Extracted entries »
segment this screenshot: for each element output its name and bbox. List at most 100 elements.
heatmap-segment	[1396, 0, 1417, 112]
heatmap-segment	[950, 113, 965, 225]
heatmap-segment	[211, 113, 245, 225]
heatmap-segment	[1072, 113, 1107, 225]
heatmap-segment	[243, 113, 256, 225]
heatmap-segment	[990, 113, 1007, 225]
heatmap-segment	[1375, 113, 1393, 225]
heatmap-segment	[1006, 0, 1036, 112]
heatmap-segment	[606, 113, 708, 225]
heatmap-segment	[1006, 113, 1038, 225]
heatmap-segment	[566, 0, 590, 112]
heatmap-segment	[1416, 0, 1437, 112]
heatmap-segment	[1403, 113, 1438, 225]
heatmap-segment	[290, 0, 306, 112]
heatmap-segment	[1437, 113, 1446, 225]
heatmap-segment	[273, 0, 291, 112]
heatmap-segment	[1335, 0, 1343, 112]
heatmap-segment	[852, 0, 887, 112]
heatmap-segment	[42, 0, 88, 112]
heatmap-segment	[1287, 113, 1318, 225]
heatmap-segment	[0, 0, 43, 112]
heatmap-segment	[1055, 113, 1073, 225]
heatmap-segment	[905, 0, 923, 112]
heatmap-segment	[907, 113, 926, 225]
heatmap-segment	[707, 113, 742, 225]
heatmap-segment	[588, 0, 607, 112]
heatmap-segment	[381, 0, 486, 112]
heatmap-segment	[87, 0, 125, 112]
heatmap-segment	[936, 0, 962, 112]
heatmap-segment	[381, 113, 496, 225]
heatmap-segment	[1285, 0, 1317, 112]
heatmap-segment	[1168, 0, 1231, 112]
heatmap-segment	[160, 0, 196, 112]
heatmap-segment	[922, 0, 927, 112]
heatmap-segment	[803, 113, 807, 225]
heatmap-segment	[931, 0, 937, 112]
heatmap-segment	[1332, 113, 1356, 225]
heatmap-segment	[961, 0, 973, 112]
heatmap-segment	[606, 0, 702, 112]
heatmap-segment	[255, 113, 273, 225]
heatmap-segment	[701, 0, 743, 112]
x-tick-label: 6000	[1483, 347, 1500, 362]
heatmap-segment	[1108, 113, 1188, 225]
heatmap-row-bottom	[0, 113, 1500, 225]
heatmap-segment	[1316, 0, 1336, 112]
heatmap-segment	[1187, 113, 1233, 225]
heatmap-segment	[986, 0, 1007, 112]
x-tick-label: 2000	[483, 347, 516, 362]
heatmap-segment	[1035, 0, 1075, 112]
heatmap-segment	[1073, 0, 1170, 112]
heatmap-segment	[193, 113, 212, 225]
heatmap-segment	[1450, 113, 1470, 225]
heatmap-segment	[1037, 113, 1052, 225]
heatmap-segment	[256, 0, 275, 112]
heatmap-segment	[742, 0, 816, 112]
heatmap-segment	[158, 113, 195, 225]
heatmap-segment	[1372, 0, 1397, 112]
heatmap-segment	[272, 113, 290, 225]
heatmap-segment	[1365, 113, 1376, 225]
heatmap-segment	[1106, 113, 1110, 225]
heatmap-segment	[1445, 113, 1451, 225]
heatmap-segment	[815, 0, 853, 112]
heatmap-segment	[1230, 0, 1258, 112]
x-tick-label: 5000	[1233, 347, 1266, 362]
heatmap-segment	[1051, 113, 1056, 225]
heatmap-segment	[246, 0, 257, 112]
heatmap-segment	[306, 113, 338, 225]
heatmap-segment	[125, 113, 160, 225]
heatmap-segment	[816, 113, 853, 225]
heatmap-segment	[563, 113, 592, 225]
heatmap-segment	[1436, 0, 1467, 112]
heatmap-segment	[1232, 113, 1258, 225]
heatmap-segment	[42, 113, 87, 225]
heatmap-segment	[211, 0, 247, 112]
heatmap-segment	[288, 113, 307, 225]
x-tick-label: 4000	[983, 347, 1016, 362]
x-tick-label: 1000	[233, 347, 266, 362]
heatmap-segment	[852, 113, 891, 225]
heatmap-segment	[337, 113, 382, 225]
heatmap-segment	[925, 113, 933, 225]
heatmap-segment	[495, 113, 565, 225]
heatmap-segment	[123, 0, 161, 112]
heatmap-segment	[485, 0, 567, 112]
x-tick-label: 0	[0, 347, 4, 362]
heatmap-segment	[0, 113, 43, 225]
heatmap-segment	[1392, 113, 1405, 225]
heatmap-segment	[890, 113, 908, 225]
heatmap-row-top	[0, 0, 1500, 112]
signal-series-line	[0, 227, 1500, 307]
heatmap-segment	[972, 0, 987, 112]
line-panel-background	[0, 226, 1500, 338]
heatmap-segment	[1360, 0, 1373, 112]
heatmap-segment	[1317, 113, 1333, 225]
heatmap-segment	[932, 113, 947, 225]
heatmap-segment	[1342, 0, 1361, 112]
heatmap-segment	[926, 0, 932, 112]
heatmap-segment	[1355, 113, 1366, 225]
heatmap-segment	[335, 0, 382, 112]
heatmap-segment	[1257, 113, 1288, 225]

Description of the task »
Reproduce every line of the rows above without changing anything.

Exercise output »
segment this screenshot: for each element output its name and bbox. List at most 100 elements.
heatmap-segment	[1396, 0, 1417, 112]
heatmap-segment	[950, 113, 965, 225]
heatmap-segment	[211, 113, 245, 225]
heatmap-segment	[1072, 113, 1107, 225]
heatmap-segment	[243, 113, 256, 225]
heatmap-segment	[990, 113, 1007, 225]
heatmap-segment	[1375, 113, 1393, 225]
heatmap-segment	[1006, 0, 1036, 112]
heatmap-segment	[606, 113, 708, 225]
heatmap-segment	[1006, 113, 1038, 225]
heatmap-segment	[566, 0, 590, 112]
heatmap-segment	[1416, 0, 1437, 112]
heatmap-segment	[1403, 113, 1438, 225]
heatmap-segment	[290, 0, 306, 112]
heatmap-segment	[1437, 113, 1446, 225]
heatmap-segment	[273, 0, 291, 112]
heatmap-segment	[1335, 0, 1343, 112]
heatmap-segment	[852, 0, 887, 112]
heatmap-segment	[42, 0, 88, 112]
heatmap-segment	[1287, 113, 1318, 225]
heatmap-segment	[0, 0, 43, 112]
heatmap-segment	[1055, 113, 1073, 225]
heatmap-segment	[905, 0, 923, 112]
heatmap-segment	[907, 113, 926, 225]
heatmap-segment	[707, 113, 742, 225]
heatmap-segment	[588, 0, 607, 112]
heatmap-segment	[381, 0, 486, 112]
heatmap-segment	[87, 0, 125, 112]
heatmap-segment	[936, 0, 962, 112]
heatmap-segment	[381, 113, 496, 225]
heatmap-segment	[1285, 0, 1317, 112]
heatmap-segment	[1168, 0, 1231, 112]
heatmap-segment	[160, 0, 196, 112]
heatmap-segment	[922, 0, 927, 112]
heatmap-segment	[803, 113, 807, 225]
heatmap-segment	[931, 0, 937, 112]
heatmap-segment	[1332, 113, 1356, 225]
heatmap-segment	[961, 0, 973, 112]
heatmap-segment	[606, 0, 702, 112]
heatmap-segment	[255, 113, 273, 225]
heatmap-segment	[701, 0, 743, 112]
x-tick-label: 6000	[1483, 347, 1500, 362]
heatmap-segment	[1108, 113, 1188, 225]
heatmap-row-bottom	[0, 113, 1500, 225]
heatmap-segment	[1316, 0, 1336, 112]
heatmap-segment	[1187, 113, 1233, 225]
heatmap-segment	[986, 0, 1007, 112]
x-tick-label: 2000	[483, 347, 516, 362]
heatmap-segment	[1035, 0, 1075, 112]
heatmap-segment	[1073, 0, 1170, 112]
heatmap-segment	[193, 113, 212, 225]
heatmap-segment	[1450, 113, 1470, 225]
heatmap-segment	[1037, 113, 1052, 225]
heatmap-segment	[256, 0, 275, 112]
heatmap-segment	[742, 0, 816, 112]
heatmap-segment	[158, 113, 195, 225]
heatmap-segment	[1372, 0, 1397, 112]
heatmap-segment	[272, 113, 290, 225]
heatmap-segment	[1365, 113, 1376, 225]
heatmap-segment	[1106, 113, 1110, 225]
heatmap-segment	[1445, 113, 1451, 225]
heatmap-segment	[815, 0, 853, 112]
heatmap-segment	[1230, 0, 1258, 112]
x-tick-label: 5000	[1233, 347, 1266, 362]
heatmap-segment	[1051, 113, 1056, 225]
heatmap-segment	[246, 0, 257, 112]
heatmap-segment	[306, 113, 338, 225]
heatmap-segment	[125, 113, 160, 225]
heatmap-segment	[816, 113, 853, 225]
heatmap-segment	[563, 113, 592, 225]
heatmap-segment	[1436, 0, 1467, 112]
heatmap-segment	[1232, 113, 1258, 225]
heatmap-segment	[42, 113, 87, 225]
heatmap-segment	[211, 0, 247, 112]
heatmap-segment	[288, 113, 307, 225]
x-tick-label: 4000	[983, 347, 1016, 362]
x-tick-label: 1000	[233, 347, 266, 362]
heatmap-segment	[852, 113, 891, 225]
heatmap-segment	[337, 113, 382, 225]
heatmap-segment	[925, 113, 933, 225]
heatmap-segment	[495, 113, 565, 225]
heatmap-segment	[123, 0, 161, 112]
heatmap-segment	[485, 0, 567, 112]
x-tick-label: 0	[0, 347, 4, 362]
heatmap-segment	[0, 113, 43, 225]
heatmap-segment	[1392, 113, 1405, 225]
heatmap-segment	[890, 113, 908, 225]
heatmap-row-top	[0, 0, 1500, 112]
signal-series-line	[0, 227, 1500, 307]
heatmap-segment	[972, 0, 987, 112]
line-panel-background	[0, 226, 1500, 338]
heatmap-segment	[1360, 0, 1373, 112]
heatmap-segment	[1317, 113, 1333, 225]
heatmap-segment	[932, 113, 947, 225]
heatmap-segment	[1342, 0, 1361, 112]
heatmap-segment	[926, 0, 932, 112]
heatmap-segment	[1355, 113, 1366, 225]
heatmap-segment	[335, 0, 382, 112]
heatmap-segment	[1257, 113, 1288, 225]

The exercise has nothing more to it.